───── RECORDS TO PROCESS

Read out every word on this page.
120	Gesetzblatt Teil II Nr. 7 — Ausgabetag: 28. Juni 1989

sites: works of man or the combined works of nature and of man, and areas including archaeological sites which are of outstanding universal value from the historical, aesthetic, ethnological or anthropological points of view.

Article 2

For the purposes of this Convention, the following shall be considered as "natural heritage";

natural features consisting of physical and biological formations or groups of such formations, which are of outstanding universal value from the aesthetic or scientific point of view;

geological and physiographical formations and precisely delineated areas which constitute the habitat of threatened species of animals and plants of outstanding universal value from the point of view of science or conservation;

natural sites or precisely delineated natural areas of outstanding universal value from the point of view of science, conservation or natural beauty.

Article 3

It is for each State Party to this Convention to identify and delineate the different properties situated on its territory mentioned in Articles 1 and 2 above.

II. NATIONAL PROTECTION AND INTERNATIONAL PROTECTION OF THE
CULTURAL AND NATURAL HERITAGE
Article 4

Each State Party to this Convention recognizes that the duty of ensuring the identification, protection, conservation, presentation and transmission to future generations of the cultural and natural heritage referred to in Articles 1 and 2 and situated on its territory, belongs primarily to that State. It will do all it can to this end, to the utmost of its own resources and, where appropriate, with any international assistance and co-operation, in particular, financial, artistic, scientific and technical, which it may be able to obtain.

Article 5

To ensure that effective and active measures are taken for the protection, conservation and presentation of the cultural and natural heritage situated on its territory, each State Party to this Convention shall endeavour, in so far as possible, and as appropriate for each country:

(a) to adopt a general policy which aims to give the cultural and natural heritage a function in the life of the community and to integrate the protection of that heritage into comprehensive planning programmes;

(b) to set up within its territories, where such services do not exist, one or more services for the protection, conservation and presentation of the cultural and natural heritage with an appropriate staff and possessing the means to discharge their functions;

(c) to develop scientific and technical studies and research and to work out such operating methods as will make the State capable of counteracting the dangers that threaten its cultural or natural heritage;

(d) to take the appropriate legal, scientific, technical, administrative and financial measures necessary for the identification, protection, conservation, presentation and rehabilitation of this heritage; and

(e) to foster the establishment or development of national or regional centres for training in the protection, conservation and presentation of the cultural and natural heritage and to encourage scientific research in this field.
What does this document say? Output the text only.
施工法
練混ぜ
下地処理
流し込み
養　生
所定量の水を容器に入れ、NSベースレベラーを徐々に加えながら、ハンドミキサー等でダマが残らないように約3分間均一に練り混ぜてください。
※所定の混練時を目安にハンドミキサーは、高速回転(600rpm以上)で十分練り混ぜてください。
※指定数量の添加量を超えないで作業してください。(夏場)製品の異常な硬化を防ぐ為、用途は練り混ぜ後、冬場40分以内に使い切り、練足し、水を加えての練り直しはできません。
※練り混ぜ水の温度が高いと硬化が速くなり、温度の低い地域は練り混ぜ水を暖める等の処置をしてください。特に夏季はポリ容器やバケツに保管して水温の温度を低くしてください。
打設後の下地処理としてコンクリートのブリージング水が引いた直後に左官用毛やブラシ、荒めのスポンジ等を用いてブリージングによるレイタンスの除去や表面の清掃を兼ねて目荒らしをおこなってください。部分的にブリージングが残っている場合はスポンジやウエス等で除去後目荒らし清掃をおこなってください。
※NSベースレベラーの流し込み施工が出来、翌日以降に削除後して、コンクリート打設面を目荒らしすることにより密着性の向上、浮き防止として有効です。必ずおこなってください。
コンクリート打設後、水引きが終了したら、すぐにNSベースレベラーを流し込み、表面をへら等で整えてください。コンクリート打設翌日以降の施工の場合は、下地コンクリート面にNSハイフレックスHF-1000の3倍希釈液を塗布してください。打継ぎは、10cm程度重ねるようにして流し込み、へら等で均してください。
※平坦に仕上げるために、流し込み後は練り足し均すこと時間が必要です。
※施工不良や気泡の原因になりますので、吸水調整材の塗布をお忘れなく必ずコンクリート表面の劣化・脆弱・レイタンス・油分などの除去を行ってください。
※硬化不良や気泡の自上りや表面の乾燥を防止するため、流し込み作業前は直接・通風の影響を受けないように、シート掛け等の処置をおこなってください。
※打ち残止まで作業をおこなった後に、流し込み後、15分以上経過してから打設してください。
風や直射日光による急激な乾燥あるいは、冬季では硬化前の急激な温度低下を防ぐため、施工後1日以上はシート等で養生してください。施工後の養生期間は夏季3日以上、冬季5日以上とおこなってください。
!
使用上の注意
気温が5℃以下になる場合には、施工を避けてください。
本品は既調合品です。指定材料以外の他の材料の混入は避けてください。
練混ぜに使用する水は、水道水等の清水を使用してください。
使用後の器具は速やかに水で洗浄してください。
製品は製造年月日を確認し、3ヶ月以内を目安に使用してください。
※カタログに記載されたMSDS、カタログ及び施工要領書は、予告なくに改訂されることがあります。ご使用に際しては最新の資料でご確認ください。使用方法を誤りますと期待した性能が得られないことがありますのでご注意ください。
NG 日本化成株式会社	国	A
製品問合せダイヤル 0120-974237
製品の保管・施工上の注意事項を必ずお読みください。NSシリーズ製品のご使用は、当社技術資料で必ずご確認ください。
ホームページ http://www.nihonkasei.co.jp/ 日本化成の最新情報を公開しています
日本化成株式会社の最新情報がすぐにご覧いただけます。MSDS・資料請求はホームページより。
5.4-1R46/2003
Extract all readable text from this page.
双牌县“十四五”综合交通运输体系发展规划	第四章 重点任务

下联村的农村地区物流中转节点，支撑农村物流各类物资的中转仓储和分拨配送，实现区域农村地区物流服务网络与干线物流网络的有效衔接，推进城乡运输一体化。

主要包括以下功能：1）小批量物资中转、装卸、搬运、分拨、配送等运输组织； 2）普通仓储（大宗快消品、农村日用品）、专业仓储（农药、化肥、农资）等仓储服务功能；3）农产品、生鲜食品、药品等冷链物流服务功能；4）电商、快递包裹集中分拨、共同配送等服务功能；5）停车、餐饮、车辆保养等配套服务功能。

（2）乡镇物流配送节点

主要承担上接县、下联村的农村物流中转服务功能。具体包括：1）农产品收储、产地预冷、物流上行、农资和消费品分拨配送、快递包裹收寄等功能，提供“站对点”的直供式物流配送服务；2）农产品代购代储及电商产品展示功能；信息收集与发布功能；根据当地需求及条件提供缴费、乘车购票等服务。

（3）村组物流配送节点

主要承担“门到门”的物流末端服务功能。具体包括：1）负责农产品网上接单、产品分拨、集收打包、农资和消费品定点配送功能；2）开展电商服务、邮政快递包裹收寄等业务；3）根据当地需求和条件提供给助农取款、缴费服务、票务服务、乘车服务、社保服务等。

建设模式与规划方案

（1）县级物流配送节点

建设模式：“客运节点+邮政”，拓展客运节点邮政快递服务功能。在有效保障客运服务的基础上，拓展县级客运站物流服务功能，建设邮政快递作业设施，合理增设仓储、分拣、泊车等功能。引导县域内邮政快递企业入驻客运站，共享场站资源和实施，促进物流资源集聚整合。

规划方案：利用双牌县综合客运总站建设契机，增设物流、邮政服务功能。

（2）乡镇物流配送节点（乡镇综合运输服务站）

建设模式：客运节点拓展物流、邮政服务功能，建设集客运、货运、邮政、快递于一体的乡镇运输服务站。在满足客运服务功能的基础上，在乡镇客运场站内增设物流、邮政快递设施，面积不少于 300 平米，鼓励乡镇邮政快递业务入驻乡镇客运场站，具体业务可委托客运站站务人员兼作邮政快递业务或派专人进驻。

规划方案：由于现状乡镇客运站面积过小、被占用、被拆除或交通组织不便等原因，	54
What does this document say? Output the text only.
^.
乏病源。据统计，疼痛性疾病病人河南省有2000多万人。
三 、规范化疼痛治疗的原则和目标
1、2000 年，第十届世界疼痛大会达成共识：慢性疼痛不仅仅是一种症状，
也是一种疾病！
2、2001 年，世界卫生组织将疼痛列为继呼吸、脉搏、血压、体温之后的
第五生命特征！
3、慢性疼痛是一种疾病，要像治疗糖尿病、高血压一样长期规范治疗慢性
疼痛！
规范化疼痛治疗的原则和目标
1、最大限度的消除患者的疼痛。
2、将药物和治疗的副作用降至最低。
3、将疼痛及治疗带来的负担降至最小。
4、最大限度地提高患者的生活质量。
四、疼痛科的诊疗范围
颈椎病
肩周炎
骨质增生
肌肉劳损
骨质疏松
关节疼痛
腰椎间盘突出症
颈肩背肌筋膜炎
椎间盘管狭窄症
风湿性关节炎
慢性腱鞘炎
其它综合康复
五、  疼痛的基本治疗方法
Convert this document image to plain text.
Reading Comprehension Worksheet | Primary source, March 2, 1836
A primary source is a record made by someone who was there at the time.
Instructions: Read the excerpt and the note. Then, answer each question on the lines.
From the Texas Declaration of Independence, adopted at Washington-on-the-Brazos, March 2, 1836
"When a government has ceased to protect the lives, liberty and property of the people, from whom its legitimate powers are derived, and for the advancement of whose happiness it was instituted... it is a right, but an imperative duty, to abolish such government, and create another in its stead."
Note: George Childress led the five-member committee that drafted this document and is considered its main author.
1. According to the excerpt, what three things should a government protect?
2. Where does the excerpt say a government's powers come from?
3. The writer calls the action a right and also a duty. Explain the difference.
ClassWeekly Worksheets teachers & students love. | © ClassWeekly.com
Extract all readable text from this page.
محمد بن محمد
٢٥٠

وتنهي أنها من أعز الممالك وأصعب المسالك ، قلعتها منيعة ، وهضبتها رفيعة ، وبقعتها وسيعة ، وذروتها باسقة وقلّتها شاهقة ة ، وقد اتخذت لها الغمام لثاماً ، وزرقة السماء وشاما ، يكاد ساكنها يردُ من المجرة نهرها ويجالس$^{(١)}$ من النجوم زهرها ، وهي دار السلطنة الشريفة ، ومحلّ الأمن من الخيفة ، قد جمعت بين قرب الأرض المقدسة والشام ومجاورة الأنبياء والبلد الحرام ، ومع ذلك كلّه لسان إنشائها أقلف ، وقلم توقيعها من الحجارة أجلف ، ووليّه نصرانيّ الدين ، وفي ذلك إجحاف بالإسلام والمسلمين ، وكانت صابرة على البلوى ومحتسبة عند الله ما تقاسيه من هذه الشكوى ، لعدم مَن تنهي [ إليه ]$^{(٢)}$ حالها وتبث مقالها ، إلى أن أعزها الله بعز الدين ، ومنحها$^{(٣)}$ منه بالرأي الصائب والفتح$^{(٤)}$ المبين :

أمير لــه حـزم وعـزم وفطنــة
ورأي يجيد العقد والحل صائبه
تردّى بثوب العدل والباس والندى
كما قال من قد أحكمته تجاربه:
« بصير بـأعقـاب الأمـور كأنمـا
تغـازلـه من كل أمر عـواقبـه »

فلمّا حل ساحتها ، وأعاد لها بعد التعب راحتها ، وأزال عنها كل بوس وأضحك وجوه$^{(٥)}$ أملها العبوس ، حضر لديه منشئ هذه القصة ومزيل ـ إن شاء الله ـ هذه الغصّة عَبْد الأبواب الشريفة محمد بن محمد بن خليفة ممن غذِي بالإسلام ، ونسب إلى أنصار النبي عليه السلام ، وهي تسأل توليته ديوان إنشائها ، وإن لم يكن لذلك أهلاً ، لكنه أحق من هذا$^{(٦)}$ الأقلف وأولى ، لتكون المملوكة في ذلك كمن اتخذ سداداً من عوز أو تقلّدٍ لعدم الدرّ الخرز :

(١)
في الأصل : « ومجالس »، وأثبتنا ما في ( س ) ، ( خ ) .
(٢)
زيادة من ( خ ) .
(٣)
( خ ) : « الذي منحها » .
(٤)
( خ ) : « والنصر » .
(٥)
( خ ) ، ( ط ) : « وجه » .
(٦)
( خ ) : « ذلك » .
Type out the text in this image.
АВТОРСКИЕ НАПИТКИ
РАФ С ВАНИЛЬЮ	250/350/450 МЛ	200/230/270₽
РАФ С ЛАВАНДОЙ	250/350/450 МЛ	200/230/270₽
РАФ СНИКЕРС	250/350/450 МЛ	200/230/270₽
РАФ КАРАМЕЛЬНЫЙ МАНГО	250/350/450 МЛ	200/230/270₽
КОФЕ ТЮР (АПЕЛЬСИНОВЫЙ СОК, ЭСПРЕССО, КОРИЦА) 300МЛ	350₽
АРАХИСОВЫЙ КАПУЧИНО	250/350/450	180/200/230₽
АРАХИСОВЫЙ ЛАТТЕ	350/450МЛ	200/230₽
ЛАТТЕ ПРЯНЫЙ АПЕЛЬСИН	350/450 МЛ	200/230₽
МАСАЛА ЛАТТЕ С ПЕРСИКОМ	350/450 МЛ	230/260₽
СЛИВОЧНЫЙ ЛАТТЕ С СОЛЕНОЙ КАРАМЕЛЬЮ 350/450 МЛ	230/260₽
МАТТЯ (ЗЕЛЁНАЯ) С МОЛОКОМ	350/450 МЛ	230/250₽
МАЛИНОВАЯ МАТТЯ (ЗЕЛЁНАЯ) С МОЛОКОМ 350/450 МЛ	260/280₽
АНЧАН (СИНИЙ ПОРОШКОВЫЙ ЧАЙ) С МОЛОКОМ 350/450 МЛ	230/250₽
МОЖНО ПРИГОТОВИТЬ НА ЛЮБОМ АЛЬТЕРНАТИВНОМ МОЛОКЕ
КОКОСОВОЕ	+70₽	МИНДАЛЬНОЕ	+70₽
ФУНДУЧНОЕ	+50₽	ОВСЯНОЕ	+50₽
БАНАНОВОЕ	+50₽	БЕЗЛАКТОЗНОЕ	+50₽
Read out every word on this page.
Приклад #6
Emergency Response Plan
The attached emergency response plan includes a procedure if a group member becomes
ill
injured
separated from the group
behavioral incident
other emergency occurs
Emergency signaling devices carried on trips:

──────────

TASK TO CARRY OUT. Where a line above holds the string "which", show that line.

FULL OUTPUT.
sites: works of man or the combined works of nature and of man, and areas including archaeological sites which are of outstanding universal value from the historical, aesthetic, ethnological or anthropological points of view.
natural features consisting of physical and biological formations or groups of such formations, which are of outstanding universal value from the aesthetic or scientific point of view;
geological and physiographical formations and precisely delineated areas which constitute the habitat of threatened species of animals and plants of outstanding universal value from the point of view of science or conservation;
Each State Party to this Convention recognizes that the duty of ensuring the identification, protection, conservation, presentation and transmission to future generations of the cultural and natural heritage referred to in Articles 1 and 2 and situated on its territory, belongs primarily to that State. It will do all it can to this end, to the utmost of its own resources and, where appropriate, with any international assistance and co-operation, in particular, financial, artistic, scientific and technical, which it may be able to obtain.
(a) to adopt a general policy which aims to give the cultural and natural heritage a function in the life of the community and to integrate the protection of that heritage into comprehensive planning programmes;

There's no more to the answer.